Task requirements: Transcribe every line exactly. Leave the pictures behind.

Material:
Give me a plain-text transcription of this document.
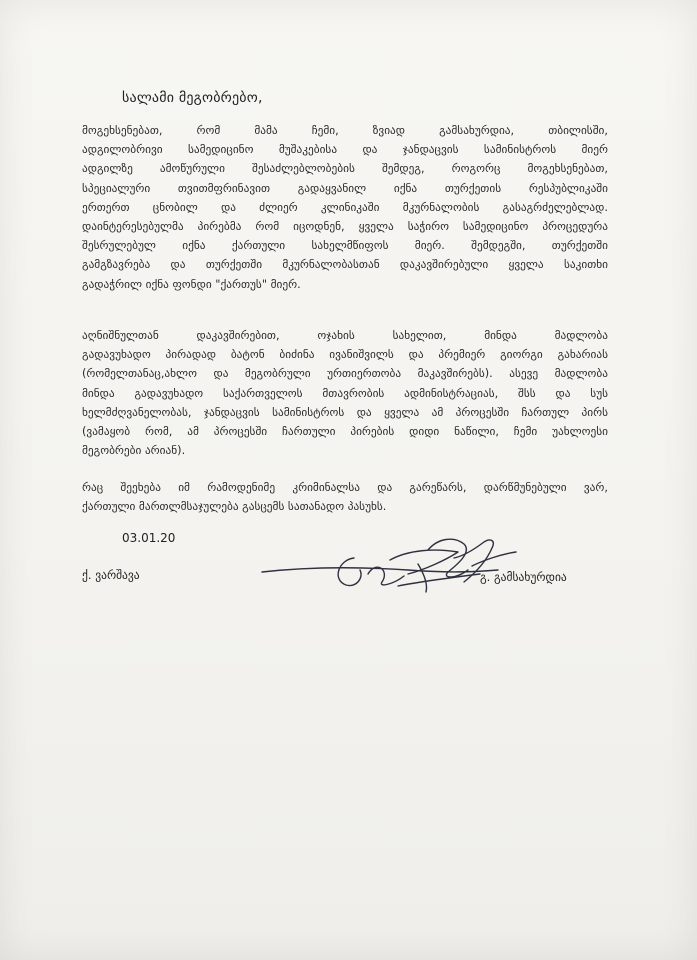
სალამი მეგობრებო,
მოგეხსენებათ, რომ მამა ჩემი, ზვიად გამსახურდია, თბილისში,
ადგილობრივი სამედიცინო მუშაკებისა და ჯანდაცვის სამინისტროს მიერ
ადგილზე ამოწურული შესაძლებლობების შემდეგ, როგორც მოგეხსენებათ,
სპეციალური თვითმფრინავით გადაყვანილ იქნა თურქეთის რესპუბლიკაში
ერთერთ ცნობილ და ძლიერ კლინიკაში მკურნალობის გასაგრძელებლად.
დაინტერესებულმა პირებმა რომ იცოდნენ, ყველა საჭირო სამედიცინო პროცედურა
შესრულებულ იქნა ქართული სახელმწიფოს მიერ. შემდეგში, თურქეთში
გამგზავრება და თურქეთში მკურნალობასთან დაკავშირებული ყველა საკითხი
გადაჭრილ იქნა ფონდი "ქართუს" მიერ.
აღნიშნულთან დაკავშირებით, ოჯახის სახელით, მინდა მადლობა
გადავუხადო პირადად ბატონ ბიძინა ივანიშვილს და პრემიერ გიორგი გახარიას
(რომელთანაც,ახლო და მეგობრული ურთიერთობა მაკავშირებს). ასევე მადლობა
მინდა გადავუხადო საქართველოს მთავრობის ადმინისტრაციას, შსს და სუს
ხელმძღვანელობას, ჯანდაცვის სამინისტროს და ყველა ამ პროცესში ჩართულ პირს
(ვამაყობ რომ, ამ პროცესში ჩართული პირების დიდი ნაწილი, ჩემი უახლოესი
მეგობრები არიან).
რაც შეეხება იმ რამოდენიმე კრიმინალსა და გარეწარს, დარწმუნებული ვარ,
ქართული მართლმსაჯულება გასცემს სათანადო პასუხს.
03.01.20
ქ. ვარშავა	გ. გამსახურდია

Problem solution:
Give me a plain-text transcription of this document.
სალამი მეგობრებო,
მოგეხსენებათ, რომ მამა ჩემი, ზვიად გამსახურდია, თბილისში,
ადგილობრივი სამედიცინო მუშაკებისა და ჯანდაცვის სამინისტროს მიერ
ადგილზე ამოწურული შესაძლებლობების შემდეგ, როგორც მოგეხსენებათ,
სპეციალური თვითმფრინავით გადაყვანილ იქნა თურქეთის რესპუბლიკაში
ერთერთ ცნობილ და ძლიერ კლინიკაში მკურნალობის გასაგრძელებლად.
დაინტერესებულმა პირებმა რომ იცოდნენ, ყველა საჭირო სამედიცინო პროცედურა
შესრულებულ იქნა ქართული სახელმწიფოს მიერ. შემდეგში, თურქეთში
გამგზავრება და თურქეთში მკურნალობასთან დაკავშირებული ყველა საკითხი
გადაჭრილ იქნა ფონდი "ქართუს" მიერ.
აღნიშნულთან დაკავშირებით, ოჯახის სახელით, მინდა მადლობა
გადავუხადო პირადად ბატონ ბიძინა ივანიშვილს და პრემიერ გიორგი გახარიას
(რომელთანაც,ახლო და მეგობრული ურთიერთობა მაკავშირებს). ასევე მადლობა
მინდა გადავუხადო საქართველოს მთავრობის ადმინისტრაციას, შსს და სუს
ხელმძღვანელობას, ჯანდაცვის სამინისტროს და ყველა ამ პროცესში ჩართულ პირს
(ვამაყობ რომ, ამ პროცესში ჩართული პირების დიდი ნაწილი, ჩემი უახლოესი
მეგობრები არიან).
რაც შეეხება იმ რამოდენიმე კრიმინალსა და გარეწარს, დარწმუნებული ვარ,
ქართული მართლმსაჯულება გასცემს სათანადო პასუხს.
03.01.20
ქ. ვარშავა	გ. გამსახურდია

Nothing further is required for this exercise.